## [WRITTEN EXERCISE]
Emit the entire listing verbatim.

::::::

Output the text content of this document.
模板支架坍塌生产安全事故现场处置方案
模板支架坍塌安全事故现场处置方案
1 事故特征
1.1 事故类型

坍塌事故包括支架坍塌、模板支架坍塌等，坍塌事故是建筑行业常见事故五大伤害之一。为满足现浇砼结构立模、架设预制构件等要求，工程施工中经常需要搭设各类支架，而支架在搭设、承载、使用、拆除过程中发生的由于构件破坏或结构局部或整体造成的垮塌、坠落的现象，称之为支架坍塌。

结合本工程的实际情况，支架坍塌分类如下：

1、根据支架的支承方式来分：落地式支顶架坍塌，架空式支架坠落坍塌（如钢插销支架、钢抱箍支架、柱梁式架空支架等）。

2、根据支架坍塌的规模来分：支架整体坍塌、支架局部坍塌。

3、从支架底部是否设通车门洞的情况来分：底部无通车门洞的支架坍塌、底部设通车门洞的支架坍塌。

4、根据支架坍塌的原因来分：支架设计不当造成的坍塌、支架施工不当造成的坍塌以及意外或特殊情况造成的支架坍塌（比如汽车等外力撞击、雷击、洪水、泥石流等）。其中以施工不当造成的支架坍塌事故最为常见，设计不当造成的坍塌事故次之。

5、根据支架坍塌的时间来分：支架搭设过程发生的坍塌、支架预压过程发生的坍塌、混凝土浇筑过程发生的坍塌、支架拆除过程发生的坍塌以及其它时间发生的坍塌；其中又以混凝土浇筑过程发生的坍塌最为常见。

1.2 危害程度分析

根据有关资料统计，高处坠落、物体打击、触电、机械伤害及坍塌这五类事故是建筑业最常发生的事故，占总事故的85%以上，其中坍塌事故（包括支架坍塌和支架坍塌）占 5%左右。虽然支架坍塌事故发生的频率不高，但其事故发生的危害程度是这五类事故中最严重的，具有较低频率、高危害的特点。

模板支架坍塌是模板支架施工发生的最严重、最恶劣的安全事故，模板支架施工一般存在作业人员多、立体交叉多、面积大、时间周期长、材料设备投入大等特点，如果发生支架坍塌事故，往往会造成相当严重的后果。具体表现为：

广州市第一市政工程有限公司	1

::::::

## [COMPLETE RESPONSE]
Output the text content of this document.
模板支架坍塌生产安全事故现场处置方案
模板支架坍塌安全事故现场处置方案
1 事故特征
1.1 事故类型

坍塌事故包括支架坍塌、模板支架坍塌等，坍塌事故是建筑行业常见事故五大伤害之一。为满足现浇砼结构立模、架设预制构件等要求，工程施工中经常需要搭设各类支架，而支架在搭设、承载、使用、拆除过程中发生的由于构件破坏或结构局部或整体造成的垮塌、坠落的现象，称之为支架坍塌。

结合本工程的实际情况，支架坍塌分类如下：

1、根据支架的支承方式来分：落地式支顶架坍塌，架空式支架坠落坍塌（如钢插销支架、钢抱箍支架、柱梁式架空支架等）。

2、根据支架坍塌的规模来分：支架整体坍塌、支架局部坍塌。

3、从支架底部是否设通车门洞的情况来分：底部无通车门洞的支架坍塌、底部设通车门洞的支架坍塌。

4、根据支架坍塌的原因来分：支架设计不当造成的坍塌、支架施工不当造成的坍塌以及意外或特殊情况造成的支架坍塌（比如汽车等外力撞击、雷击、洪水、泥石流等）。其中以施工不当造成的支架坍塌事故最为常见，设计不当造成的坍塌事故次之。

5、根据支架坍塌的时间来分：支架搭设过程发生的坍塌、支架预压过程发生的坍塌、混凝土浇筑过程发生的坍塌、支架拆除过程发生的坍塌以及其它时间发生的坍塌；其中又以混凝土浇筑过程发生的坍塌最为常见。

1.2 危害程度分析

根据有关资料统计，高处坠落、物体打击、触电、机械伤害及坍塌这五类事故是建筑业最常发生的事故，占总事故的85%以上，其中坍塌事故（包括支架坍塌和支架坍塌）占 5%左右。虽然支架坍塌事故发生的频率不高，但其事故发生的危害程度是这五类事故中最严重的，具有较低频率、高危害的特点。

模板支架坍塌是模板支架施工发生的最严重、最恶劣的安全事故，模板支架施工一般存在作业人员多、立体交叉多、面积大、时间周期长、材料设备投入大等特点，如果发生支架坍塌事故，往往会造成相当严重的后果。具体表现为：

广州市第一市政工程有限公司	1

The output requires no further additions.